A series of records
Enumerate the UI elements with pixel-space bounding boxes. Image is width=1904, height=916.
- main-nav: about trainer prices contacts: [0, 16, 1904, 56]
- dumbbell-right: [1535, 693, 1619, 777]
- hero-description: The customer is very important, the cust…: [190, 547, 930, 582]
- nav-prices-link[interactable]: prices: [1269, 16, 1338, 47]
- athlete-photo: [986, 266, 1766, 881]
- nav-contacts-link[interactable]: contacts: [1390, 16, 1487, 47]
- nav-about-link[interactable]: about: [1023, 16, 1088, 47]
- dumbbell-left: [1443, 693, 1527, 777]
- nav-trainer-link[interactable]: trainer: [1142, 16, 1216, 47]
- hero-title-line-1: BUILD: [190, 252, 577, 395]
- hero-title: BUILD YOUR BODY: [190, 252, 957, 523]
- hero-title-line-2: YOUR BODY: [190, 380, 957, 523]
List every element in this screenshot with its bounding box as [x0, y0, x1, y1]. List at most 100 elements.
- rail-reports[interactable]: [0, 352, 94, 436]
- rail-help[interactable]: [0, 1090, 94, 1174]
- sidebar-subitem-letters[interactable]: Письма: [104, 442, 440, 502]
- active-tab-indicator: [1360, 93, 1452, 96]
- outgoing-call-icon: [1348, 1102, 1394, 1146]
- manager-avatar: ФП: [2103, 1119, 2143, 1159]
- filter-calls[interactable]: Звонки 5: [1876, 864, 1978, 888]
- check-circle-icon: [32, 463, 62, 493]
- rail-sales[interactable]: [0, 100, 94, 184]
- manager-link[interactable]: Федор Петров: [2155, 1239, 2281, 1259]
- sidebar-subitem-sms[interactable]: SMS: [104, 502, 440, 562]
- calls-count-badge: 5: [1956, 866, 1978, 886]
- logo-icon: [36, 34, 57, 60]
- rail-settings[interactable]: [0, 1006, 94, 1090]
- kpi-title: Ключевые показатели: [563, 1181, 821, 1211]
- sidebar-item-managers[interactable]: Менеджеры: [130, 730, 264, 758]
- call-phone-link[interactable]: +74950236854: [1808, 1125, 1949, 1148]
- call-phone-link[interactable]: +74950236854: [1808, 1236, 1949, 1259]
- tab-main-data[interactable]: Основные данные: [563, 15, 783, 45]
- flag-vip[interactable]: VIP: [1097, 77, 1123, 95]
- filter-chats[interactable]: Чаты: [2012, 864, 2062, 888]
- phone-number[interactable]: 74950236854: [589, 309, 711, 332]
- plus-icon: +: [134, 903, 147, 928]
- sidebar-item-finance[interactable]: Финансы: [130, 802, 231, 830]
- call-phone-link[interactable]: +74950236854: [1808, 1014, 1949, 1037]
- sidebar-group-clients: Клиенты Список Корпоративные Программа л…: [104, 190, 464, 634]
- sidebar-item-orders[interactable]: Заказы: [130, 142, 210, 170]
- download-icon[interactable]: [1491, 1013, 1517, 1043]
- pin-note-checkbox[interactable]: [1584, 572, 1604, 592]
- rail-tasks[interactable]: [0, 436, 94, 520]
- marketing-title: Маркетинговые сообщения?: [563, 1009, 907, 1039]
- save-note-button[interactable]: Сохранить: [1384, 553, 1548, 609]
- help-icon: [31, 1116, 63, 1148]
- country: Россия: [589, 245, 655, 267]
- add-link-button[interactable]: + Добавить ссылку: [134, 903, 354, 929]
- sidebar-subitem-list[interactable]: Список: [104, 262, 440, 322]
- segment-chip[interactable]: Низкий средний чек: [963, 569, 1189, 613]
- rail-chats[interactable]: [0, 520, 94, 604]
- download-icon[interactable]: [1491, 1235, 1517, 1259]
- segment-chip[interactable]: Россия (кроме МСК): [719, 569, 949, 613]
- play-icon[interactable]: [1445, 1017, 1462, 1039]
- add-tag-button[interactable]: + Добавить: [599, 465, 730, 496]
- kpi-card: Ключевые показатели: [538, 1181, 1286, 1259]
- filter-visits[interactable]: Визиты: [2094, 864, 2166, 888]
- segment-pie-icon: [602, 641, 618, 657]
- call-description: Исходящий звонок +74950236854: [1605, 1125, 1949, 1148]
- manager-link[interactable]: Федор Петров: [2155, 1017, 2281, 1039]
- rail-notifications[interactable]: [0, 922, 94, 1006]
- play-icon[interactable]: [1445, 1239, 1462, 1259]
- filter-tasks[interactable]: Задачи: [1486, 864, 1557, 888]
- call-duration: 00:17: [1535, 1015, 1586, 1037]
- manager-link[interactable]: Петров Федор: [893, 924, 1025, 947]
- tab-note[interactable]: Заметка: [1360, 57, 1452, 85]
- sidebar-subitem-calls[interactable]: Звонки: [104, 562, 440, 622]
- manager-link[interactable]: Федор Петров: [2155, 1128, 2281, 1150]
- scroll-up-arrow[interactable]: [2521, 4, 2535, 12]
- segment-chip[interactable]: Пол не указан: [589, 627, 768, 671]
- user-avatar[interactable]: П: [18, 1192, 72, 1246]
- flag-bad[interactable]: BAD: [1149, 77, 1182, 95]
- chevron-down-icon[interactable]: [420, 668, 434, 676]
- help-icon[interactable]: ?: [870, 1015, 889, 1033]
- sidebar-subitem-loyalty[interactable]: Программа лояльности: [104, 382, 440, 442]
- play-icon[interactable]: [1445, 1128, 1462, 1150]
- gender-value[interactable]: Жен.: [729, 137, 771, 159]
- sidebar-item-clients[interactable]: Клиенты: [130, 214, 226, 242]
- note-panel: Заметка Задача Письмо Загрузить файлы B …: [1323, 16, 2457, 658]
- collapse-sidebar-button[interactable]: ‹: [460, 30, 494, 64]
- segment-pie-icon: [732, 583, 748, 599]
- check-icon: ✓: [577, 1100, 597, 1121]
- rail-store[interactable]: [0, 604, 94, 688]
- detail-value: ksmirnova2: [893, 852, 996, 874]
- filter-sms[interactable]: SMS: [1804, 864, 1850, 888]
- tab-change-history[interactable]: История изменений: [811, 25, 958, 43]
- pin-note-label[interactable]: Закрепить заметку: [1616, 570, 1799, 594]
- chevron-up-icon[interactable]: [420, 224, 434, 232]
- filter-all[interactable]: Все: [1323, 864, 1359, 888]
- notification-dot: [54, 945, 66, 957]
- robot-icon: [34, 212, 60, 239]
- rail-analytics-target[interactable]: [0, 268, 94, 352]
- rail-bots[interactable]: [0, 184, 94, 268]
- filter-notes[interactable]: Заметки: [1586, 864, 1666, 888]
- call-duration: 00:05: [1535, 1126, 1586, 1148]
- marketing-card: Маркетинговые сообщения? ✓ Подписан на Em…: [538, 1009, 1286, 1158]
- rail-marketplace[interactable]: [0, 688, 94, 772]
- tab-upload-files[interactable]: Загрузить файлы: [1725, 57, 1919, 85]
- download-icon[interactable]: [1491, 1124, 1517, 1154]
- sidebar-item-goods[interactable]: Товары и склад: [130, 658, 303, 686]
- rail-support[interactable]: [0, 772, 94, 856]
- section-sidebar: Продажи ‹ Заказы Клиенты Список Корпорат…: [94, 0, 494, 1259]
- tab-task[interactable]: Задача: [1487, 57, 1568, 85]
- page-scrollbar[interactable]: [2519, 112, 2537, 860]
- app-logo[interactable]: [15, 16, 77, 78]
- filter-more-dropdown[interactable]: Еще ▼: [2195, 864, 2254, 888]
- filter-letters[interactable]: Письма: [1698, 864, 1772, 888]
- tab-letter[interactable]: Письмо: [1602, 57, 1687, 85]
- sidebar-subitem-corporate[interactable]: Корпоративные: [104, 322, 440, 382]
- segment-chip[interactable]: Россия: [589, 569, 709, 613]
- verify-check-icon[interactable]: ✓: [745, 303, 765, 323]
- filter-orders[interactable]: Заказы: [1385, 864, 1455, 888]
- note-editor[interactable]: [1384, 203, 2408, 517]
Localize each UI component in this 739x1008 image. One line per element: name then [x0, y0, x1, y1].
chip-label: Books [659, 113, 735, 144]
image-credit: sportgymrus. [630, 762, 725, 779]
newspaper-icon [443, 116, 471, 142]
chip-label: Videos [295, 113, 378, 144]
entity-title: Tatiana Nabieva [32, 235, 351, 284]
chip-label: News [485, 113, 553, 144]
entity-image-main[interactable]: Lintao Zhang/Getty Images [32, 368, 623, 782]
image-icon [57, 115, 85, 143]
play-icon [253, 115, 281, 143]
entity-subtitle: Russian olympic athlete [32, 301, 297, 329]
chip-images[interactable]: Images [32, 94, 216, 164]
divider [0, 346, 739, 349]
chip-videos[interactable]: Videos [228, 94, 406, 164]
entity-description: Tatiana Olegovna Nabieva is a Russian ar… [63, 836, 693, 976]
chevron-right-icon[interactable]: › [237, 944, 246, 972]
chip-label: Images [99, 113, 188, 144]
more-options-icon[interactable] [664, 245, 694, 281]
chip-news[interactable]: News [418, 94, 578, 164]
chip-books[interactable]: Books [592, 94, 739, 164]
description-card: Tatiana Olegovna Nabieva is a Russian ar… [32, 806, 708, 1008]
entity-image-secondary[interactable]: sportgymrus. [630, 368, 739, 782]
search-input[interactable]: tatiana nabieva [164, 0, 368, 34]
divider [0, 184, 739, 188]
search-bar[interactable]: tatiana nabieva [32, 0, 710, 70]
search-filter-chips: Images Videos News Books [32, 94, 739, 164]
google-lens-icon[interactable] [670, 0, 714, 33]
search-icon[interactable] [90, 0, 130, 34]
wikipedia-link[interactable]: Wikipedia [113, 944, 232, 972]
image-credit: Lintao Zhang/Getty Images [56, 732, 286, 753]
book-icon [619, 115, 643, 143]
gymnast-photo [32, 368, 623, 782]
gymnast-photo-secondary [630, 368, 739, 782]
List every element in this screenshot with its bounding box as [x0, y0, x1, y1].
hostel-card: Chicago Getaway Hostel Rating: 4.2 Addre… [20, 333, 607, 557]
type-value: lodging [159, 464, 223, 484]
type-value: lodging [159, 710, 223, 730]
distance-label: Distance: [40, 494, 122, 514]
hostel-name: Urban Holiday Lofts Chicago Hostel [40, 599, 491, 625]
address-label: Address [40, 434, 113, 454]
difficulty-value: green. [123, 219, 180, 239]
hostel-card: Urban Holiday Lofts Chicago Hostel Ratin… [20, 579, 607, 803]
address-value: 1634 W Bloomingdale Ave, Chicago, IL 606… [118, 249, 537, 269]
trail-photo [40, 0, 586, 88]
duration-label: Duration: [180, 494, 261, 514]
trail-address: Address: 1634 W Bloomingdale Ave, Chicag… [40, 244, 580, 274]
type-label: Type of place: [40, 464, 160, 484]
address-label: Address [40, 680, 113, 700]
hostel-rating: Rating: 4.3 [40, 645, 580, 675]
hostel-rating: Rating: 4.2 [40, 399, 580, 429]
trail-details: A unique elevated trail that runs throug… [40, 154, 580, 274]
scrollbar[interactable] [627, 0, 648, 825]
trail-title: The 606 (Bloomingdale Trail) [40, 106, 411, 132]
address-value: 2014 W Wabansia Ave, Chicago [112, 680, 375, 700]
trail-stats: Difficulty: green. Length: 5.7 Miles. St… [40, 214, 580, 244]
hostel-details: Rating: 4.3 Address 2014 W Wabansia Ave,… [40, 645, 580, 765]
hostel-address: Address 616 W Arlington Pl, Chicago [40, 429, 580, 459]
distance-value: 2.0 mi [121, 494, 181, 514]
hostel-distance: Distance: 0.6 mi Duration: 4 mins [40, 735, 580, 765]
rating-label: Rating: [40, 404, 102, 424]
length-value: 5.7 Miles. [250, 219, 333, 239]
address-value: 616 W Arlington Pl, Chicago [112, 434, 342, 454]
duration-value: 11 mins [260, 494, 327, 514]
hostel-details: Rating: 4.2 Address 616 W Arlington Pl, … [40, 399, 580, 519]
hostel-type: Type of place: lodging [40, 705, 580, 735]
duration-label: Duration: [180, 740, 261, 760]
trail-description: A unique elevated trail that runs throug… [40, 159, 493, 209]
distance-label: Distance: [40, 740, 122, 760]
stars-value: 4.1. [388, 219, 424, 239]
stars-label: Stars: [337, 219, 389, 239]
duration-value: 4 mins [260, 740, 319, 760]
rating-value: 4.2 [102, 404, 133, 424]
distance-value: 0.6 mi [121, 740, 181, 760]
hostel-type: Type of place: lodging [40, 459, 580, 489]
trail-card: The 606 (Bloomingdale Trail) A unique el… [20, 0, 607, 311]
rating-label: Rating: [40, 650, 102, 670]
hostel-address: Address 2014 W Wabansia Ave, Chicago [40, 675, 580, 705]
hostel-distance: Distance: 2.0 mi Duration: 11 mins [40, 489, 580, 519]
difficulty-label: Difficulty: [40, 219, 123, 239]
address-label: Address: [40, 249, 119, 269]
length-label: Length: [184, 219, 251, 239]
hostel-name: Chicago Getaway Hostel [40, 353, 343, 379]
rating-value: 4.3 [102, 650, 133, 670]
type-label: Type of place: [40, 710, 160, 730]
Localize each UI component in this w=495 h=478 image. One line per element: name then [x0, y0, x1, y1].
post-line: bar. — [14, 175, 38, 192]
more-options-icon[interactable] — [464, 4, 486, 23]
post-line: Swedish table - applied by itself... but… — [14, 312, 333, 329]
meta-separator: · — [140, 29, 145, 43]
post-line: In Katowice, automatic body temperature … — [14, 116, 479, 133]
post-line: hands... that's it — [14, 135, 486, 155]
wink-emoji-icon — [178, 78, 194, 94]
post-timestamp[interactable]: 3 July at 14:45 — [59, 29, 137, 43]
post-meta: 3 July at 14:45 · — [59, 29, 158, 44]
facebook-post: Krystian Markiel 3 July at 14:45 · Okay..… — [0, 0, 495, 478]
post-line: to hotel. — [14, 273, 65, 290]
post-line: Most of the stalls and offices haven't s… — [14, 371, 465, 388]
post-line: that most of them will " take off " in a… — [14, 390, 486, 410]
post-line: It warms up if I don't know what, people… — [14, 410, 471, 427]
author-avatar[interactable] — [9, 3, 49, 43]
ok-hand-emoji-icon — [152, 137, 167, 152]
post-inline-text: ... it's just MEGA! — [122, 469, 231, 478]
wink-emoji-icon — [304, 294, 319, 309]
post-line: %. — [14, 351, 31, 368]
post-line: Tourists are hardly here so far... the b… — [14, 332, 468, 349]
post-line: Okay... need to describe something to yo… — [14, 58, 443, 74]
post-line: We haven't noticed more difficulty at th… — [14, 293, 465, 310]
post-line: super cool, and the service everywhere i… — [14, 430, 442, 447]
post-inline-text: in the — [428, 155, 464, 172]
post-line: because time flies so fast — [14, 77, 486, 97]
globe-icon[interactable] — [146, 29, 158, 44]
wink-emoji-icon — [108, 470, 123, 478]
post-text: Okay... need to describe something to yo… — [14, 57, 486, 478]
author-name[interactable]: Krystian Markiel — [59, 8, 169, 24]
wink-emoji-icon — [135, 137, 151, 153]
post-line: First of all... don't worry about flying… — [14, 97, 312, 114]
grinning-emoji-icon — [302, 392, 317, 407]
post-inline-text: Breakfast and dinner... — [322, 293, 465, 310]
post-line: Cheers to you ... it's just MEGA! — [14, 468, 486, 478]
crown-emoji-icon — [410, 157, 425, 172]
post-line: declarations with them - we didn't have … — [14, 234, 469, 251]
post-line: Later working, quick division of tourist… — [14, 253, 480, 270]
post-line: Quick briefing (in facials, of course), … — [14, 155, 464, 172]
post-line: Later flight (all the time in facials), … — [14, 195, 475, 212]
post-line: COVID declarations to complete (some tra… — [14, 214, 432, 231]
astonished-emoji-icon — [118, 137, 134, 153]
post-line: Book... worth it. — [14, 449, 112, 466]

● EXERCISE
Set down, without any change, the lines above from the start of the records up to and including the line that contains "- hero-title: BUILD".

● EXERCISE RESPONSE
Enumerate the UI elements with pixel-space bounding boxes. Image is width=1904, height=916.
- main-nav: about trainer prices contacts: [0, 16, 1904, 56]
- dumbbell-right: [1535, 693, 1619, 777]
- hero-description: The customer is very important, the cust…: [190, 547, 930, 582]
- nav-prices-link[interactable]: prices: [1269, 16, 1338, 47]
- athlete-photo: [986, 266, 1766, 881]
- nav-contacts-link[interactable]: contacts: [1390, 16, 1487, 47]
- nav-about-link[interactable]: about: [1023, 16, 1088, 47]
- dumbbell-left: [1443, 693, 1527, 777]
- nav-trainer-link[interactable]: trainer: [1142, 16, 1216, 47]
- hero-title-line-1: BUILD: [190, 252, 577, 395]
- hero-title: BUILD YOUR BODY: [190, 252, 957, 523]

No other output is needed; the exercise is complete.